**Work order A**
Change "thread-local" to "unshared" in the part of the forum reply on shared data that opens with the words containing "This is a mischaracterization." and closes with "be lost here.", and give that part again.
**Work order B**
Answer these questions about the forum reply on shared data.
(i) Why does the reply say the thread-local path is safe?
(ii) According to the reply, what makes sure shared data is properly synchronized?
(iii) What does the reply call the approach shown in the quoted code?
**Work order C**
Sum up the forum reply on shared data in two sentences.

**Extract**
+ + + +
This is a mischaracterization. The thread-local path is perfectly safe because only one thread can be accessing the data. That's why it's thread-local and not shared.

> 2. I will trade that for confidence in safe interaction every day of
> the week. Safety is the right default position here.

You can be confident that any shared data is properly synchronized via the API provided. No confidence should be lost here.

> 2. You just need to make the unsafe thread-exclusive variant explicit, eg:

It is explicit, the thread-exclusive variant is not marked shared, and cannot be called on data that is actually shared and needs synchronization.

> 
>> struct ThreadSafe
>> {
>>      private int x;
>>      void unsafeIncrement() // <- make it explicit
>>      {
>>         ++x; // User has asserted that no sharing is possible, no reason to use atomics
>>      }
>>      void increment() shared
>>      {
>>         atomicIncrement(&x); // object may be shared
>>      }
>> }

This is more design by convention.
+ + + +
**Entries shown**
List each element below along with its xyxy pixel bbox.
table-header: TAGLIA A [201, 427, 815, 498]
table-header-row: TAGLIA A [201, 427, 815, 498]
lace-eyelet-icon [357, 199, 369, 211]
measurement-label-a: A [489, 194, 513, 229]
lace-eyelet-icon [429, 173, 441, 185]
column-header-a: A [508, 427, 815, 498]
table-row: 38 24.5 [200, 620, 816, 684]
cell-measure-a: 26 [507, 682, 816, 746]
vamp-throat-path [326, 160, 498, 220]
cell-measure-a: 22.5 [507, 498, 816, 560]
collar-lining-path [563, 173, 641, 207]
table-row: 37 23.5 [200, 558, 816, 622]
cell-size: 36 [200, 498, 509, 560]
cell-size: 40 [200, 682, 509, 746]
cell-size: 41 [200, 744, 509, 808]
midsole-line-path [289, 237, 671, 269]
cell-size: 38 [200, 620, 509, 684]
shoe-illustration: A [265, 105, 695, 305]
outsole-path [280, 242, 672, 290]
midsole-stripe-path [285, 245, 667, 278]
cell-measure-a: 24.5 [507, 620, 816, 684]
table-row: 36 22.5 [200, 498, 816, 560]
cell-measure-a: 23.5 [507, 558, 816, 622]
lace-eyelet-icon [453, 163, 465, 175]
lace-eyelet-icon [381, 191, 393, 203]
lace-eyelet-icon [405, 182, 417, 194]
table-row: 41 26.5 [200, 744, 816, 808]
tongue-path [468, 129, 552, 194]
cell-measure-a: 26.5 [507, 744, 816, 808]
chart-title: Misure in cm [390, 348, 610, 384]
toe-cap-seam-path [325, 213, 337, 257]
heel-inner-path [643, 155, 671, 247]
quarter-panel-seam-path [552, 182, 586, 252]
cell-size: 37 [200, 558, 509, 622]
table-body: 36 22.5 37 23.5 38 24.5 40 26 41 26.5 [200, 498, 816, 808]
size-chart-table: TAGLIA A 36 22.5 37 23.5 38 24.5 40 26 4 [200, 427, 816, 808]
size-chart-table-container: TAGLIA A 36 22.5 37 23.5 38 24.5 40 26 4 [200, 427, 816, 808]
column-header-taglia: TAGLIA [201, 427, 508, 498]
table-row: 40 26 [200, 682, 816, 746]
+ + + +
**Expected answer A**
This is a mischaracterization. The unshared path is perfectly safe because only one thread can be accessing the data. That's why it's unshared and not shared.

> 2. I will trade that for confidence in safe interaction every day of
> the week. Safety is the right default position here.

You can be confident that any shared data is properly synchronized via the API provided. No confidence should be lost here.

**Expected answer B**
(i) Only one thread can be accessing the data.
(ii) The API provided.
(iii) More design by convention.

**Expected answer C**
The reply argues that the thread-local path is safe because only one thread can access the data, and that shared data is properly synchronized through the API provided. It says the thread-exclusive variant is already explicit, since it is not marked shared and cannot be called on shared data, and it calls the quoted code more design by convention.